▶ **What you will do**
From the listing below, copy every line with the word "structured".

▶ **Task data**
>>>>
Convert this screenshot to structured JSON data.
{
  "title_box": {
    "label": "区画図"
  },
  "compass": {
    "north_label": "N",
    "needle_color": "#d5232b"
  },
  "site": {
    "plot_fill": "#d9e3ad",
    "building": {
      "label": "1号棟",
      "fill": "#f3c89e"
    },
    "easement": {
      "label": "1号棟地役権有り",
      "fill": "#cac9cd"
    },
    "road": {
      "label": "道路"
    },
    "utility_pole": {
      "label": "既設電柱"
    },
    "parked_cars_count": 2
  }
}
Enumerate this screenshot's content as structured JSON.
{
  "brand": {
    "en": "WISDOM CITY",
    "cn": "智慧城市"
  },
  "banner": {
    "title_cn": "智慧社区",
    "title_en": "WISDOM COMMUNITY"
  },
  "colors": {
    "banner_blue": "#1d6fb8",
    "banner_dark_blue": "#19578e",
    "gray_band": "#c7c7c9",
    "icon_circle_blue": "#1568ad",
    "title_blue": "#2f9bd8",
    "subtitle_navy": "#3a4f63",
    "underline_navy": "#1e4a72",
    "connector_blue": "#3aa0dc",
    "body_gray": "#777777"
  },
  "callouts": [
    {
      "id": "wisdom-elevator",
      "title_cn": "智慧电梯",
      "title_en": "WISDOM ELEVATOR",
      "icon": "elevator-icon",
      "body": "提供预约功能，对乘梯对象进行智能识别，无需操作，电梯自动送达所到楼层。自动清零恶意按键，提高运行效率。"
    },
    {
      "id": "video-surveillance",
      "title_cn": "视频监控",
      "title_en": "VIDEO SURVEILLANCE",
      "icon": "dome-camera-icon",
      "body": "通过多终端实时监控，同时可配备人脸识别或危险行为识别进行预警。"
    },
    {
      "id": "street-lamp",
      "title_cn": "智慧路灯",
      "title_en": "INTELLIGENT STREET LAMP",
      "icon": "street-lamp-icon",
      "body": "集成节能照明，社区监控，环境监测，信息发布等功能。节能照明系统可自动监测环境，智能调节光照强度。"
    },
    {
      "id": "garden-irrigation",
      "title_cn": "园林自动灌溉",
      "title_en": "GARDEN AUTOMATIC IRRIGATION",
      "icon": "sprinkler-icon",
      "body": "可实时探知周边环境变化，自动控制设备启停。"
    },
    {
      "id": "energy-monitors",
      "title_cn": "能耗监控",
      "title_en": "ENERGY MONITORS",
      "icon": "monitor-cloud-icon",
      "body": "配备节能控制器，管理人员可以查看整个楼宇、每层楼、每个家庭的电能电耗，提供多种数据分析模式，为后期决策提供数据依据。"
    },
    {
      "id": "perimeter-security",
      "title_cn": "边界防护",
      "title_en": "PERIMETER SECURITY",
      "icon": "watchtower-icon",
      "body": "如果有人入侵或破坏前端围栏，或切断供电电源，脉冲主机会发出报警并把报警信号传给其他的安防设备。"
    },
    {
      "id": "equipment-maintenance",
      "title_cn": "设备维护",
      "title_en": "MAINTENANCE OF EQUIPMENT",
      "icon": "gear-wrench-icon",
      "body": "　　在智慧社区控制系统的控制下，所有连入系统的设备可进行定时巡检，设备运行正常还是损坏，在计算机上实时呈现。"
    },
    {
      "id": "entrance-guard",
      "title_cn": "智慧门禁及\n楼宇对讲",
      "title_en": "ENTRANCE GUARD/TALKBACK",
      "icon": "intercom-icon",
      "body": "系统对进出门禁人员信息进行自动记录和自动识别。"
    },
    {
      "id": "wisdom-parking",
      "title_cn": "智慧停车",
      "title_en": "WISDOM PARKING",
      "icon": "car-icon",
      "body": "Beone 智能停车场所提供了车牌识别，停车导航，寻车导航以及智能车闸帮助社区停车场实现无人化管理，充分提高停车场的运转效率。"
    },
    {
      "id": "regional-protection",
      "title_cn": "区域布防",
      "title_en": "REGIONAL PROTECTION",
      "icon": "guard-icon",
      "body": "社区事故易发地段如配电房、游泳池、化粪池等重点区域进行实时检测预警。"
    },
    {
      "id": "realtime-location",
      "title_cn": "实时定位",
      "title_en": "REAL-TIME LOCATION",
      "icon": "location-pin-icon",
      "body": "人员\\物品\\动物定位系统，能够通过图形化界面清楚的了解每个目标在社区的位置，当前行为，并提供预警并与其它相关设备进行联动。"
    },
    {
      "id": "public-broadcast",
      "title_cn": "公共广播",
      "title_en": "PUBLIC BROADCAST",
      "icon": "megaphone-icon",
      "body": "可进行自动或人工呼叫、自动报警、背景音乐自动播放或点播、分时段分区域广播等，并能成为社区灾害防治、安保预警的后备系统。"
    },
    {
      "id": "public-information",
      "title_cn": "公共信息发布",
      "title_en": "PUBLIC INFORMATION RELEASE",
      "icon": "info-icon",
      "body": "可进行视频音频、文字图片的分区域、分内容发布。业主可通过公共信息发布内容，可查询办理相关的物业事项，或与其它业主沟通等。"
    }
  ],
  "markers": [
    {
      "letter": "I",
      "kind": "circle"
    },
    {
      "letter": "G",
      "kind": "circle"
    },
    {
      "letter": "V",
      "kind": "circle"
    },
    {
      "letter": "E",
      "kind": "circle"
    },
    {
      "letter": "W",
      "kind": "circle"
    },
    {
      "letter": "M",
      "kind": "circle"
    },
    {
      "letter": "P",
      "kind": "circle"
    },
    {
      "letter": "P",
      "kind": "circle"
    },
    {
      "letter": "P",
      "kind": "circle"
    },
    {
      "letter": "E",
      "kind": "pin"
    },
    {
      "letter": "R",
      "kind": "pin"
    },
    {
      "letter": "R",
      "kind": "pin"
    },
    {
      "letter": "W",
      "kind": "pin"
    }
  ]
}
<<<<
▶ **Answer to the task**
Convert this screenshot to structured JSON data.
Enumerate this screenshot's content as structured JSON.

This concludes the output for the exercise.